Short task => Give back the full listing, character for character, with no pictures.

Task input =>
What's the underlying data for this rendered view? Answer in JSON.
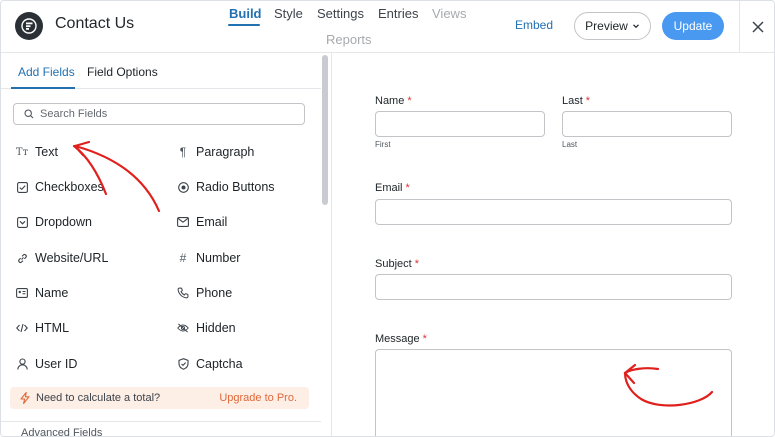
{
  "header": {
    "title": "Contact Us",
    "nav": [
      "Build",
      "Style",
      "Settings",
      "Entries",
      "Views",
      "Reports"
    ],
    "embed": "Embed",
    "preview": "Preview",
    "update": "Update"
  },
  "sidebar": {
    "tabs": [
      "Add Fields",
      "Field Options"
    ],
    "search_placeholder": "Search Fields",
    "fields_left": [
      "Text",
      "Checkboxes",
      "Dropdown",
      "Website/URL",
      "Name",
      "HTML",
      "User ID"
    ],
    "fields_right": [
      "Paragraph",
      "Radio Buttons",
      "Email",
      "Number",
      "Phone",
      "Hidden",
      "Captcha"
    ],
    "icons_left": [
      "text-size-icon",
      "checkbox-icon",
      "dropdown-icon",
      "link-icon",
      "name-card-icon",
      "code-icon",
      "user-icon"
    ],
    "icons_right": [
      "paragraph-icon",
      "radio-icon",
      "email-icon",
      "hash-icon",
      "phone-icon",
      "eye-slash-icon",
      "shield-icon"
    ],
    "pro_text": "Need to calculate a total?",
    "pro_link": "Upgrade to Pro.",
    "advanced": "Advanced Fields"
  },
  "form": {
    "name_label": "Name",
    "last_label": "Last",
    "first_sub": "First",
    "last_sub": "Last",
    "email_label": "Email",
    "subject_label": "Subject",
    "message_label": "Message",
    "required_mark": "*"
  },
  "colors": {
    "accent": "#2271b1",
    "update_button": "#4a99f0",
    "required": "#d63638",
    "annotation": "#e0201c",
    "pro_banner": "#fdeee6"
  }
}
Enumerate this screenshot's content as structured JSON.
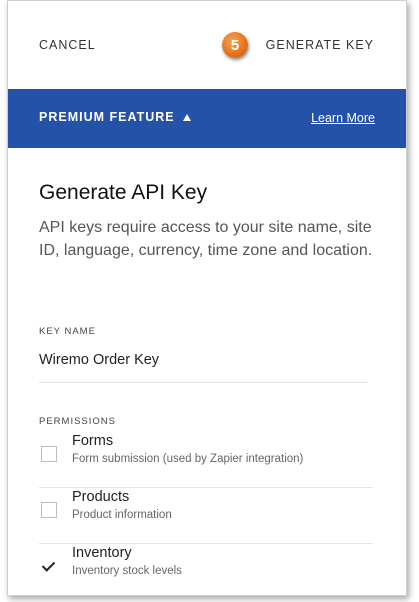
{
  "header": {
    "cancel_label": "CANCEL",
    "step_number": "5",
    "generate_label": "GENERATE KEY"
  },
  "banner": {
    "title": "PREMIUM FEATURE",
    "learn_more": "Learn More",
    "color": "#2352a8"
  },
  "main": {
    "heading": "Generate API Key",
    "description": "API keys require access to your site name, site ID, language, currency, time zone and location.",
    "key_name_label": "KEY NAME",
    "key_name_value": "Wiremo Order Key",
    "permissions_label": "PERMISSIONS",
    "permissions": [
      {
        "title": "Forms",
        "subtitle": "Form submission (used by Zapier integration)",
        "checked": false
      },
      {
        "title": "Products",
        "subtitle": "Product information",
        "checked": false
      },
      {
        "title": "Inventory",
        "subtitle": "Inventory stock levels",
        "checked": true
      }
    ]
  },
  "colors": {
    "badge": "#e8731c"
  }
}
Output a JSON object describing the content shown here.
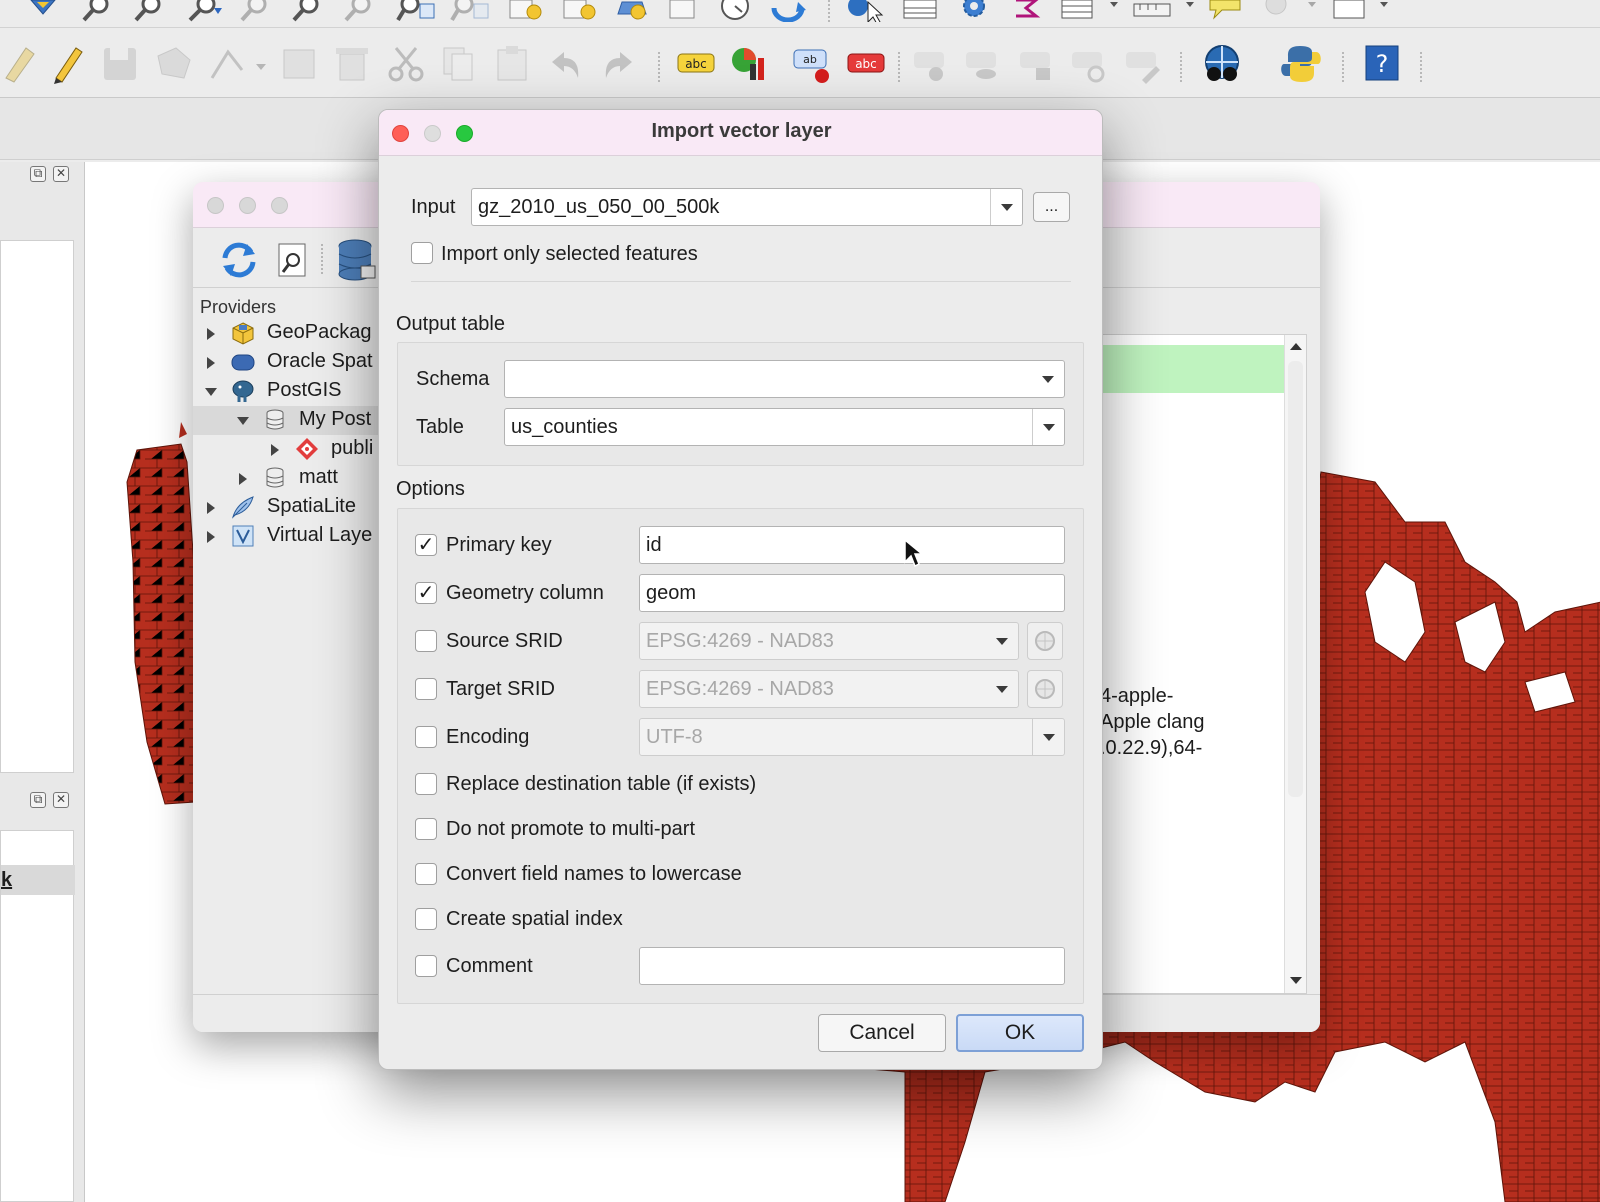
{
  "dialog": {
    "title": "Import vector layer",
    "input_label": "Input",
    "input_value": "gz_2010_us_050_00_500k",
    "browse_label": "...",
    "import_selected_label": "Import only selected features",
    "import_selected_checked": false,
    "output_table_header": "Output table",
    "schema_label": "Schema",
    "schema_value": "",
    "table_label": "Table",
    "table_value": "us_counties",
    "options_header": "Options",
    "options": {
      "primary_key": {
        "label": "Primary key",
        "checked": true,
        "value": "id"
      },
      "geometry_column": {
        "label": "Geometry column",
        "checked": true,
        "value": "geom"
      },
      "source_srid": {
        "label": "Source SRID",
        "checked": false,
        "value": "EPSG:4269 - NAD83"
      },
      "target_srid": {
        "label": "Target SRID",
        "checked": false,
        "value": "EPSG:4269 - NAD83"
      },
      "encoding": {
        "label": "Encoding",
        "checked": false,
        "value": "UTF-8"
      },
      "replace_table": {
        "label": "Replace destination table (if exists)",
        "checked": false
      },
      "no_multipart": {
        "label": "Do not promote to multi-part",
        "checked": false
      },
      "lowercase": {
        "label": "Convert field names to lowercase",
        "checked": false
      },
      "spatial_index": {
        "label": "Create spatial index",
        "checked": false
      },
      "comment": {
        "label": "Comment",
        "checked": false,
        "value": ""
      }
    },
    "cancel_label": "Cancel",
    "ok_label": "OK"
  },
  "browser": {
    "providers_label": "Providers",
    "tree": [
      {
        "label": "GeoPackag",
        "icon": "geopackage-icon",
        "expanded": false
      },
      {
        "label": "Oracle Spat",
        "icon": "oracle-icon",
        "expanded": false
      },
      {
        "label": "PostGIS",
        "icon": "postgis-elephant-icon",
        "expanded": true
      },
      {
        "label": "My Post",
        "icon": "database-icon",
        "expanded": true,
        "selected": true
      },
      {
        "label": "publi",
        "icon": "schema-icon",
        "expanded": false
      },
      {
        "label": "matt",
        "icon": "database-icon",
        "expanded": false
      },
      {
        "label": "SpatiaLite",
        "icon": "spatialite-feather-icon",
        "expanded": false
      },
      {
        "label": "Virtual Laye",
        "icon": "virtual-layer-icon",
        "expanded": false
      }
    ],
    "info_lines": [
      "4-apple-",
      "Apple clang",
      ".0.22.9),64-"
    ]
  },
  "dock": {
    "item_label": "k"
  },
  "colors": {
    "map_fill": "#b62e1e",
    "map_stroke": "#5e1409",
    "title_bar": "#f9e9f6",
    "selection": "#d9d9d9",
    "info_highlight": "#bff3bf",
    "ok_button": "#c9daf6"
  }
}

Response to the exercise =>
What's the underlying data for this rendered view? Answer in JSON.
{
  "header": {
    "title": "Contact Us",
    "nav": [
      "Build",
      "Style",
      "Settings",
      "Entries",
      "Views",
      "Reports"
    ],
    "embed": "Embed",
    "preview": "Preview",
    "update": "Update"
  },
  "sidebar": {
    "tabs": [
      "Add Fields",
      "Field Options"
    ],
    "search_placeholder": "Search Fields",
    "fields_left": [
      "Text",
      "Checkboxes",
      "Dropdown",
      "Website/URL",
      "Name",
      "HTML",
      "User ID"
    ],
    "fields_right": [
      "Paragraph",
      "Radio Buttons",
      "Email",
      "Number",
      "Phone",
      "Hidden",
      "Captcha"
    ],
    "icons_left": [
      "text-size-icon",
      "checkbox-icon",
      "dropdown-icon",
      "link-icon",
      "name-card-icon",
      "code-icon",
      "user-icon"
    ],
    "icons_right": [
      "paragraph-icon",
      "radio-icon",
      "email-icon",
      "hash-icon",
      "phone-icon",
      "eye-slash-icon",
      "shield-icon"
    ],
    "pro_text": "Need to calculate a total?",
    "pro_link": "Upgrade to Pro.",
    "advanced": "Advanced Fields"
  },
  "form": {
    "name_label": "Name",
    "last_label": "Last",
    "first_sub": "First",
    "last_sub": "Last",
    "email_label": "Email",
    "subject_label": "Subject",
    "message_label": "Message",
    "required_mark": "*"
  },
  "colors": {
    "accent": "#2271b1",
    "update_button": "#4a99f0",
    "required": "#d63638",
    "annotation": "#e0201c",
    "pro_banner": "#fdeee6"
  }
}
Enumerate this screenshot's content as structured JSON.
{
  "header": {
    "cancel_label": "CANCEL",
    "step_number": "5",
    "generate_label": "GENERATE KEY"
  },
  "banner": {
    "title": "PREMIUM FEATURE",
    "learn_more": "Learn More",
    "color": "#2352a8"
  },
  "main": {
    "heading": "Generate API Key",
    "description": "API keys require access to your site name, site ID, language, currency, time zone and location.",
    "key_name_label": "KEY NAME",
    "key_name_value": "Wiremo Order Key",
    "permissions_label": "PERMISSIONS",
    "permissions": [
      {
        "title": "Forms",
        "subtitle": "Form submission (used by Zapier integration)",
        "checked": false
      },
      {
        "title": "Products",
        "subtitle": "Product information",
        "checked": false
      },
      {
        "title": "Inventory",
        "subtitle": "Inventory stock levels",
        "checked": true
      }
    ]
  },
  "colors": {
    "badge": "#e8731c"
  }
}
Output a JSON object describing the content shown here.
{
  "dialog": {
    "title": "Import vector layer",
    "input_label": "Input",
    "input_value": "gz_2010_us_050_00_500k",
    "browse_label": "...",
    "import_selected_label": "Import only selected features",
    "import_selected_checked": false,
    "output_table_header": "Output table",
    "schema_label": "Schema",
    "schema_value": "",
    "table_label": "Table",
    "table_value": "us_counties",
    "options_header": "Options",
    "options": {
      "primary_key": {
        "label": "Primary key",
        "checked": true,
        "value": "id"
      },
      "geometry_column": {
        "label": "Geometry column",
        "checked": true,
        "value": "geom"
      },
      "source_srid": {
        "label": "Source SRID",
        "checked": false,
        "value": "EPSG:4269 - NAD83"
      },
      "target_srid": {
        "label": "Target SRID",
        "checked": false,
        "value": "EPSG:4269 - NAD83"
      },
      "encoding": {
        "label": "Encoding",
        "checked": false,
        "value": "UTF-8"
      },
      "replace_table": {
        "label": "Replace destination table (if exists)",
        "checked": false
      },
      "no_multipart": {
        "label": "Do not promote to multi-part",
        "checked": false
      },
      "lowercase": {
        "label": "Convert field names to lowercase",
        "checked": false
      },
      "spatial_index": {
        "label": "Create spatial index",
        "checked": false
      },
      "comment": {
        "label": "Comment",
        "checked": false,
        "value": ""
      }
    },
    "cancel_label": "Cancel",
    "ok_label": "OK"
  },
  "browser": {
    "providers_label": "Providers",
    "tree": [
      {
        "label": "GeoPackag",
        "icon": "geopackage-icon",
        "expanded": false
      },
      {
        "label": "Oracle Spat",
        "icon": "oracle-icon",
        "expanded": false
      },
      {
        "label": "PostGIS",
        "icon": "postgis-elephant-icon",
        "expanded": true
      },
      {
        "label": "My Post",
        "icon": "database-icon",
        "expanded": true,
        "selected": true
      },
      {
        "label": "publi",
        "icon": "schema-icon",
        "expanded": false
      },
      {
        "label": "matt",
        "icon": "database-icon",
        "expanded": false
      },
      {
        "label": "SpatiaLite",
        "icon": "spatialite-feather-icon",
        "expanded": false
      },
      {
        "label": "Virtual Laye",
        "icon": "virtual-layer-icon",
        "expanded": false
      }
    ],
    "info_lines": [
      "4-apple-",
      "Apple clang",
      ".0.22.9),64-"
    ]
  },
  "dock": {
    "item_label": "k"
  },
  "colors": {
    "map_fill": "#b62e1e",
    "map_stroke": "#5e1409",
    "title_bar": "#f9e9f6",
    "selection": "#d9d9d9",
    "info_highlight": "#bff3bf",
    "ok_button": "#c9daf6"
  }
}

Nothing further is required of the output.